### The problem
Across the material below, how many lines contain the word "contractors"? Give only the number.

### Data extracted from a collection
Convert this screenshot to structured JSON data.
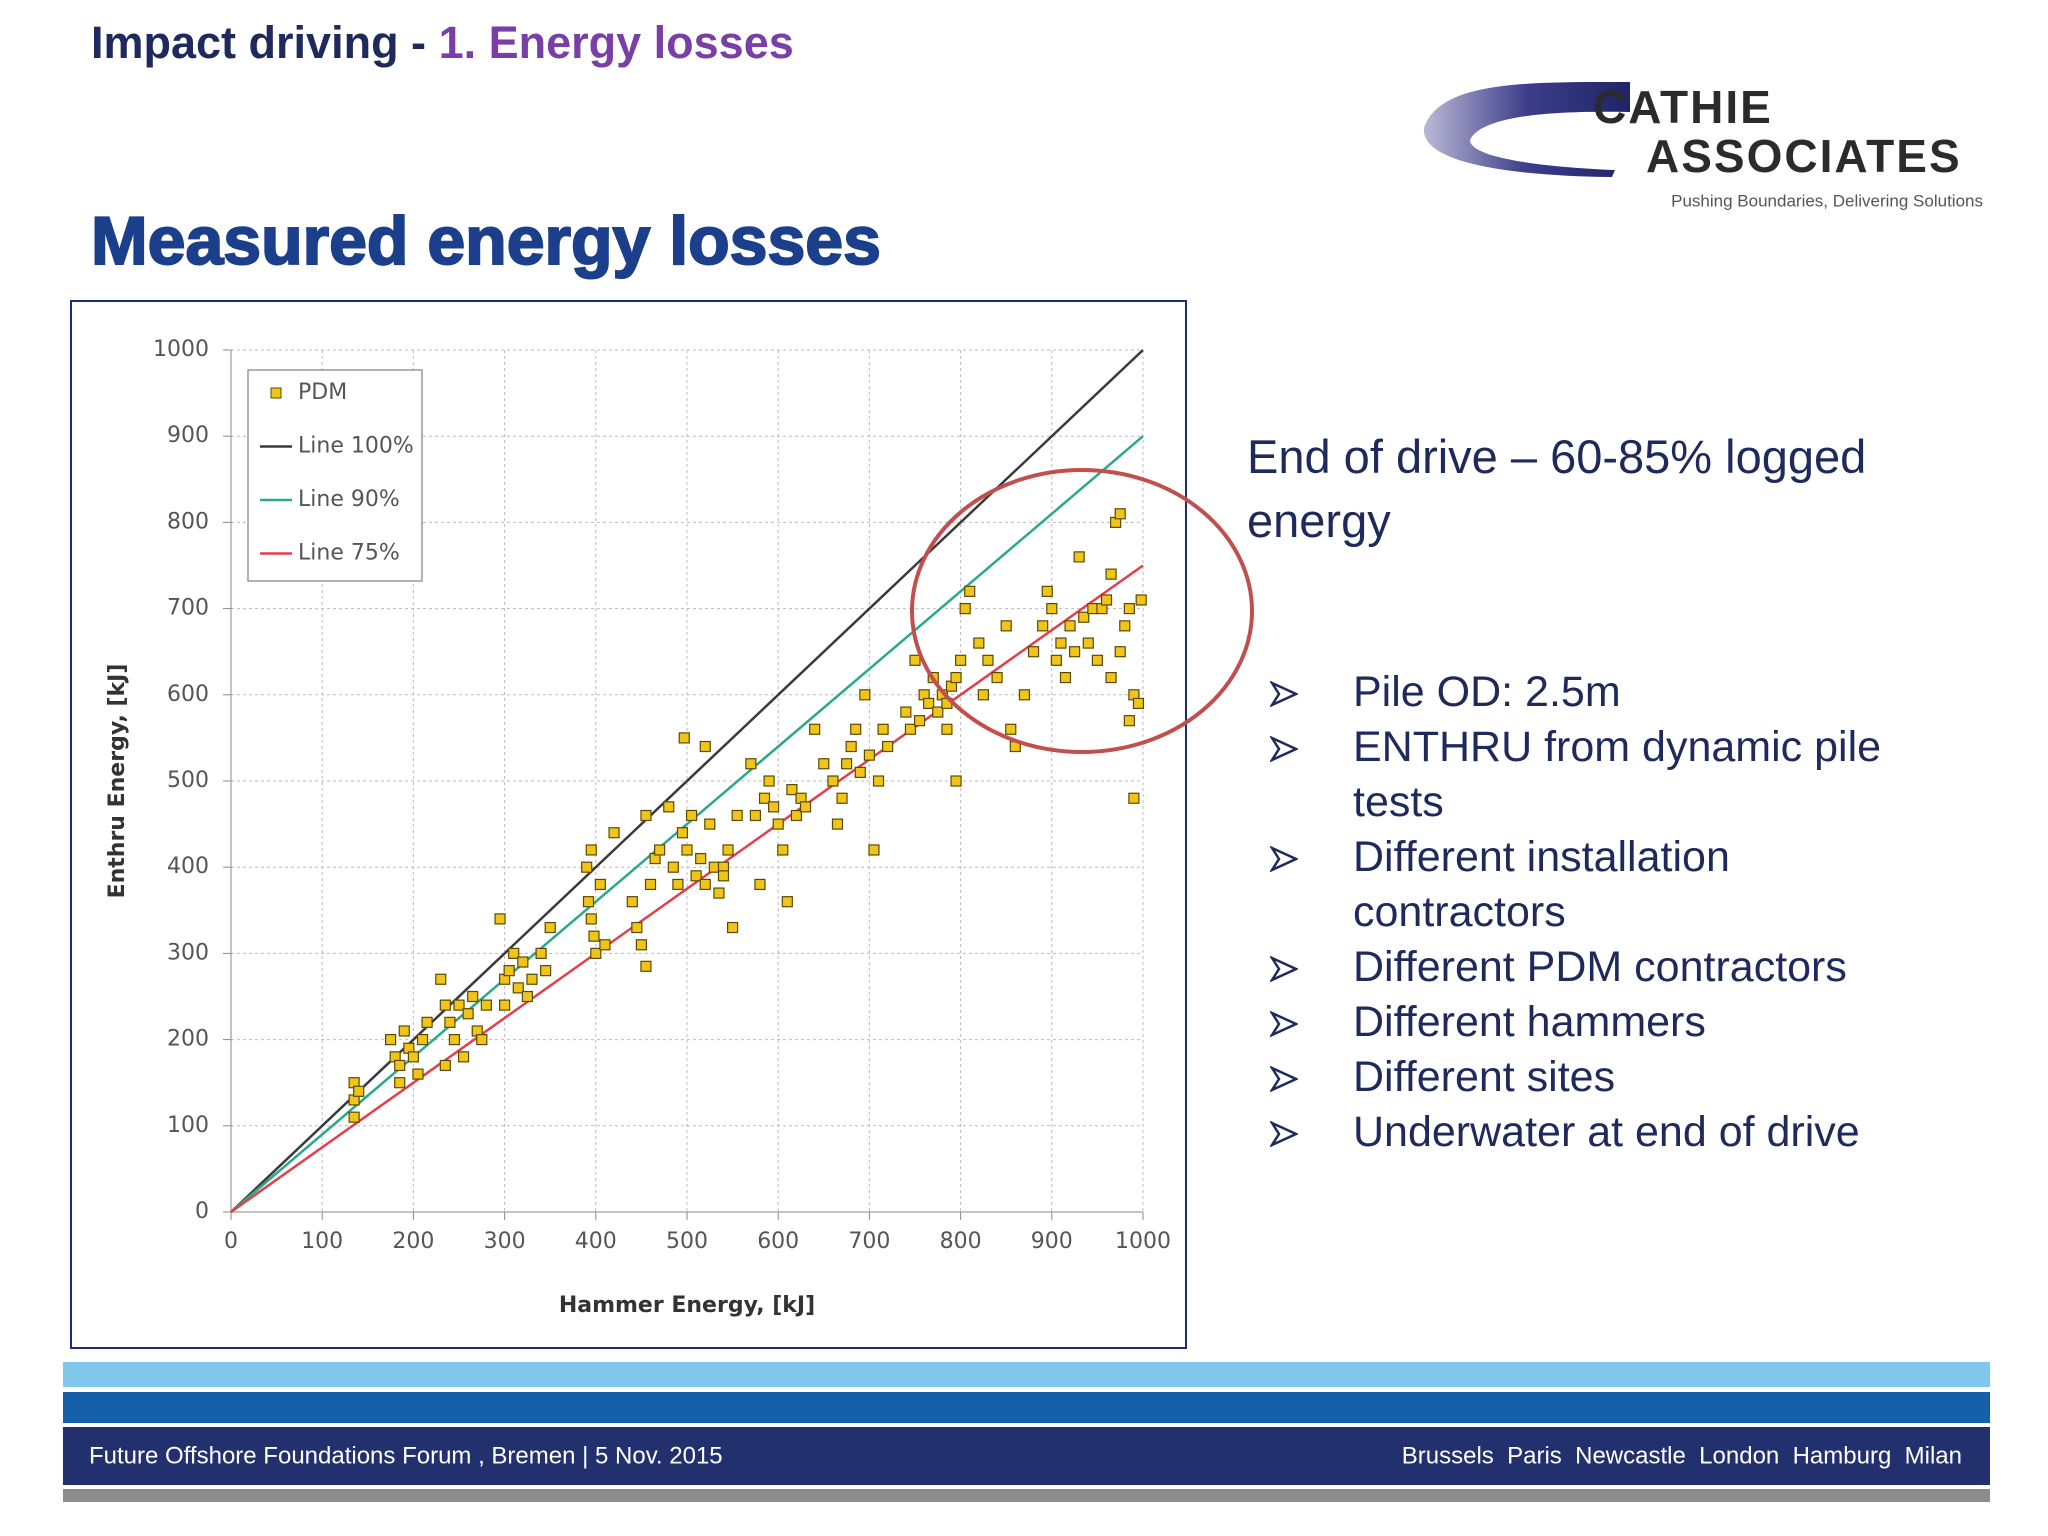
{
  "header": {
    "title_main": "Impact driving -",
    "title_sub": "1. Energy losses"
  },
  "logo": {
    "line1": "CATHIE",
    "line2": "ASSOCIATES",
    "tagline": "Pushing Boundaries, Delivering Solutions"
  },
  "heading": "Measured energy losses",
  "chart_data": {
    "type": "scatter",
    "x_label": "Hammer Energy, [kJ]",
    "y_label": "Enthru Energy, [kJ]",
    "xlim": [
      0,
      1000
    ],
    "ylim": [
      0,
      1000
    ],
    "xticks": [
      0,
      100,
      200,
      300,
      400,
      500,
      600,
      700,
      800,
      900,
      1000
    ],
    "yticks": [
      0,
      100,
      200,
      300,
      400,
      500,
      600,
      700,
      800,
      900,
      1000
    ],
    "grid": true,
    "legend": "upper left",
    "series": [
      {
        "name": "PDM",
        "mode": "markers",
        "color": "#f0c419",
        "x": [
          135,
          135,
          135,
          140,
          175,
          180,
          185,
          190,
          195,
          200,
          205,
          210,
          215,
          185,
          230,
          235,
          240,
          245,
          250,
          255,
          260,
          265,
          270,
          275,
          280,
          235,
          295,
          300,
          305,
          310,
          315,
          320,
          325,
          330,
          340,
          345,
          350,
          300,
          390,
          392,
          395,
          398,
          400,
          405,
          410,
          420,
          395,
          440,
          445,
          450,
          455,
          460,
          465,
          470,
          455,
          480,
          485,
          490,
          495,
          500,
          505,
          510,
          515,
          520,
          525,
          530,
          535,
          540,
          545,
          550,
          555,
          497,
          520,
          540,
          570,
          575,
          580,
          585,
          590,
          595,
          600,
          605,
          610,
          615,
          620,
          625,
          630,
          640,
          650,
          660,
          665,
          670,
          675,
          680,
          685,
          690,
          695,
          700,
          705,
          710,
          715,
          720,
          740,
          745,
          750,
          755,
          760,
          765,
          770,
          775,
          780,
          785,
          790,
          795,
          800,
          795,
          785,
          805,
          810,
          820,
          825,
          830,
          840,
          850,
          855,
          860,
          870,
          880,
          890,
          895,
          900,
          905,
          910,
          915,
          920,
          925,
          930,
          935,
          940,
          945,
          950,
          955,
          960,
          965,
          970,
          975,
          980,
          985,
          990,
          995,
          990,
          985,
          998,
          975,
          965
        ],
        "values": [
          150,
          130,
          110,
          140,
          200,
          180,
          170,
          210,
          190,
          180,
          160,
          200,
          220,
          150,
          270,
          240,
          220,
          200,
          240,
          180,
          230,
          250,
          210,
          200,
          240,
          170,
          340,
          270,
          280,
          300,
          260,
          290,
          250,
          270,
          300,
          280,
          330,
          240,
          400,
          360,
          340,
          320,
          300,
          380,
          310,
          440,
          420,
          360,
          330,
          310,
          460,
          380,
          410,
          420,
          285,
          470,
          400,
          380,
          440,
          420,
          460,
          390,
          410,
          380,
          450,
          400,
          370,
          400,
          420,
          330,
          460,
          550,
          540,
          390,
          520,
          460,
          380,
          480,
          500,
          470,
          450,
          420,
          360,
          490,
          460,
          480,
          470,
          560,
          520,
          500,
          450,
          480,
          520,
          540,
          560,
          510,
          600,
          530,
          420,
          500,
          560,
          540,
          580,
          560,
          640,
          570,
          600,
          590,
          620,
          580,
          600,
          560,
          610,
          620,
          640,
          500,
          590,
          700,
          720,
          660,
          600,
          640,
          620,
          680,
          560,
          540,
          600,
          650,
          680,
          720,
          700,
          640,
          660,
          620,
          680,
          650,
          760,
          690,
          660,
          700,
          640,
          700,
          710,
          740,
          800,
          810,
          680,
          700,
          600,
          590,
          480,
          570,
          710,
          650,
          620
        ]
      },
      {
        "name": "Line 100%",
        "mode": "line",
        "color": "#3a3a3a",
        "x": [
          0,
          1000
        ],
        "values": [
          0,
          1000
        ]
      },
      {
        "name": "Line 90%",
        "mode": "line",
        "color": "#2aa88a",
        "x": [
          0,
          1000
        ],
        "values": [
          0,
          900
        ]
      },
      {
        "name": "Line 75%",
        "mode": "line",
        "color": "#e0404c",
        "x": [
          0,
          1000
        ],
        "values": [
          0,
          750
        ]
      }
    ]
  },
  "callout": "End of drive – 60-85% logged energy",
  "bullets": [
    "Pile OD: 2.5m",
    "ENTHRU from dynamic pile tests",
    "Different installation contractors",
    "Different PDM contractors",
    "Different hammers",
    "Different sites",
    "Underwater at end of drive"
  ],
  "footer": {
    "left": "Future Offshore Foundations Forum , Bremen | 5 Nov. 2015",
    "right": "Brussels  Paris  Newcastle  London  Hamburg  Milan"
  }
}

### Answer to this task
2